(Data records)
BEGIN

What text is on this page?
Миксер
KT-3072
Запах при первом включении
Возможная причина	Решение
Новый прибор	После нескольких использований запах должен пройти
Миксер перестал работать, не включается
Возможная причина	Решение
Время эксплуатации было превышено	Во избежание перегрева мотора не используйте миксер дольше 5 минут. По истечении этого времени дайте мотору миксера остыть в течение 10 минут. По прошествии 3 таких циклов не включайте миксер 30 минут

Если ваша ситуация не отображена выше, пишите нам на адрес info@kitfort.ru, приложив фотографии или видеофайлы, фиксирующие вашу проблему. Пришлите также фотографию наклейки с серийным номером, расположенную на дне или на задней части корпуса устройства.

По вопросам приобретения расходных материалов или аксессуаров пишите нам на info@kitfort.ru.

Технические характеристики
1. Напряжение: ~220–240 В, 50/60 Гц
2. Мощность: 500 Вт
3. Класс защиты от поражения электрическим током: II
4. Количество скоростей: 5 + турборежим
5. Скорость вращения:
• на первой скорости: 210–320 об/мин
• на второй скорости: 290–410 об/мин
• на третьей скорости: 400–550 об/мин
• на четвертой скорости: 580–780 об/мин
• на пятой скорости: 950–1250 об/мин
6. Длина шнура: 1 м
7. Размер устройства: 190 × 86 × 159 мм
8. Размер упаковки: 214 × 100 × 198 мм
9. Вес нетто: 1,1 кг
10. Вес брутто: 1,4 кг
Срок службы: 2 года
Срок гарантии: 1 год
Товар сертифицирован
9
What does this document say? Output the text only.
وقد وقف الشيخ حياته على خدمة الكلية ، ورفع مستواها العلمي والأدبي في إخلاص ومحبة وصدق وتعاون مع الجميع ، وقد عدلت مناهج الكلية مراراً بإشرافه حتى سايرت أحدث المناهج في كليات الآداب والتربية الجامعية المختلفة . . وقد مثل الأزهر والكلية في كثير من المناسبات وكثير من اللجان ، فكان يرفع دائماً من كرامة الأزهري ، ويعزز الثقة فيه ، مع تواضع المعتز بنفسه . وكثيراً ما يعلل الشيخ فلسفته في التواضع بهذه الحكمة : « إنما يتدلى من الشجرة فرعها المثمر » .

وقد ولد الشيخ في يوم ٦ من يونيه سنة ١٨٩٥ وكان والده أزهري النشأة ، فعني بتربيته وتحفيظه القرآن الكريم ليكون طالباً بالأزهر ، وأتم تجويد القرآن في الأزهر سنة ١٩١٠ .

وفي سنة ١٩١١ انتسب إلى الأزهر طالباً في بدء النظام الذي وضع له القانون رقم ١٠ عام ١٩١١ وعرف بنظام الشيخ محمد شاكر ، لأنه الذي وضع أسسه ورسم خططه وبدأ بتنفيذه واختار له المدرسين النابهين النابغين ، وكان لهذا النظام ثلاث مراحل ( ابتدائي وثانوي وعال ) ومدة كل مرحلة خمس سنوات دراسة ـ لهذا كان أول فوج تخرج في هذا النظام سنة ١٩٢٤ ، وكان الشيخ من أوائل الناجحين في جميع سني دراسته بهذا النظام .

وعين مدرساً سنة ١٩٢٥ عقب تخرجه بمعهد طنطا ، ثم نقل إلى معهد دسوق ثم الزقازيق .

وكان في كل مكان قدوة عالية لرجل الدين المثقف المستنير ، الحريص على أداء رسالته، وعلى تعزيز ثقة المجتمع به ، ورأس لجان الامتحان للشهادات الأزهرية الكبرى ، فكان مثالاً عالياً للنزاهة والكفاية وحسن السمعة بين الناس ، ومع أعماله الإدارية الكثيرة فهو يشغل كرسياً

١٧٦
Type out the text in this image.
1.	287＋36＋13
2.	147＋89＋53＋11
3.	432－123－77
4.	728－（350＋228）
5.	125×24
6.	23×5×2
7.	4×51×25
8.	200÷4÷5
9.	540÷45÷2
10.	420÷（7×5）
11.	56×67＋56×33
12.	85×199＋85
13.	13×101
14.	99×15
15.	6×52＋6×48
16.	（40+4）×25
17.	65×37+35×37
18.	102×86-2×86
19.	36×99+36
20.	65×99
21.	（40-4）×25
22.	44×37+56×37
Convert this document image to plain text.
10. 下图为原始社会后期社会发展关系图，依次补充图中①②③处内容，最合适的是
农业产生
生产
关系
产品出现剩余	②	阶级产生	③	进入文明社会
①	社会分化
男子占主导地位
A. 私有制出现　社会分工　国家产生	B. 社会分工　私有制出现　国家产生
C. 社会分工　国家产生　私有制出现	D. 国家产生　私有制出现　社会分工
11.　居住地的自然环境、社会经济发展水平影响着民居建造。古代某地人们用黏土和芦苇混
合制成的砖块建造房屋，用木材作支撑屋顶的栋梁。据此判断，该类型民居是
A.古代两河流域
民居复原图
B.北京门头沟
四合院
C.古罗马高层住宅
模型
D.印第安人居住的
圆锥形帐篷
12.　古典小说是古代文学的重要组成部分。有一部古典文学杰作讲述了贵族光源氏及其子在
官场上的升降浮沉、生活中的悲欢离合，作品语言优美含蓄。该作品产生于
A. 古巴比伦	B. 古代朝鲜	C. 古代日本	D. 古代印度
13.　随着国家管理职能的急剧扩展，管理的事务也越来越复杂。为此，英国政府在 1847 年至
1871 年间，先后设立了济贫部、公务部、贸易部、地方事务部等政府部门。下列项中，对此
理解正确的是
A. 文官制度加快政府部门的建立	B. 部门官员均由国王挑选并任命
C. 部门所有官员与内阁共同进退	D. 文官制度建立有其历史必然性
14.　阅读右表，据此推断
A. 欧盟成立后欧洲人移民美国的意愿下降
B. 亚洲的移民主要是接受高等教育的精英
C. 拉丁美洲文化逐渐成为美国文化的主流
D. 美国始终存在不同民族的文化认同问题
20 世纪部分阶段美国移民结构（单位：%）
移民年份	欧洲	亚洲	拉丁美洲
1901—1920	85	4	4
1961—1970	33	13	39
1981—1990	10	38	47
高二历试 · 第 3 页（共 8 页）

END

Only the lines from the one containing "Type out the text in this image." to the end of the listing belong in the output, each reproduced exactly.

Type out the text in this image.
1.	287＋36＋13
2.	147＋89＋53＋11
3.	432－123－77
4.	728－（350＋228）
5.	125×24
6.	23×5×2
7.	4×51×25
8.	200÷4÷5
9.	540÷45÷2
10.	420÷（7×5）
11.	56×67＋56×33
12.	85×199＋85
13.	13×101
14.	99×15
15.	6×52＋6×48
16.	（40+4）×25
17.	65×37+35×37
18.	102×86-2×86
19.	36×99+36
20.	65×99
21.	（40-4）×25
22.	44×37+56×37
Convert this document image to plain text.
10. 下图为原始社会后期社会发展关系图，依次补充图中①②③处内容，最合适的是
农业产生
生产
关系
产品出现剩余	②	阶级产生	③	进入文明社会
①	社会分化
男子占主导地位
A. 私有制出现　社会分工　国家产生	B. 社会分工　私有制出现　国家产生
C. 社会分工　国家产生　私有制出现	D. 国家产生　私有制出现　社会分工
11.　居住地的自然环境、社会经济发展水平影响着民居建造。古代某地人们用黏土和芦苇混
合制成的砖块建造房屋，用木材作支撑屋顶的栋梁。据此判断，该类型民居是
A.古代两河流域
民居复原图
B.北京门头沟
四合院
C.古罗马高层住宅
模型
D.印第安人居住的
圆锥形帐篷
12.　古典小说是古代文学的重要组成部分。有一部古典文学杰作讲述了贵族光源氏及其子在
官场上的升降浮沉、生活中的悲欢离合，作品语言优美含蓄。该作品产生于
A. 古巴比伦	B. 古代朝鲜	C. 古代日本	D. 古代印度
13.　随着国家管理职能的急剧扩展，管理的事务也越来越复杂。为此，英国政府在 1847 年至
1871 年间，先后设立了济贫部、公务部、贸易部、地方事务部等政府部门。下列项中，对此
理解正确的是
A. 文官制度加快政府部门的建立	B. 部门官员均由国王挑选并任命
C. 部门所有官员与内阁共同进退	D. 文官制度建立有其历史必然性
14.　阅读右表，据此推断
A. 欧盟成立后欧洲人移民美国的意愿下降
B. 亚洲的移民主要是接受高等教育的精英
C. 拉丁美洲文化逐渐成为美国文化的主流
D. 美国始终存在不同民族的文化认同问题
20 世纪部分阶段美国移民结构（单位：%）
移民年份	欧洲	亚洲	拉丁美洲
1901—1920	85	4	4
1961—1970	33	13	39
1981—1990	10	38	47
高二历试 · 第 3 页（共 8 页）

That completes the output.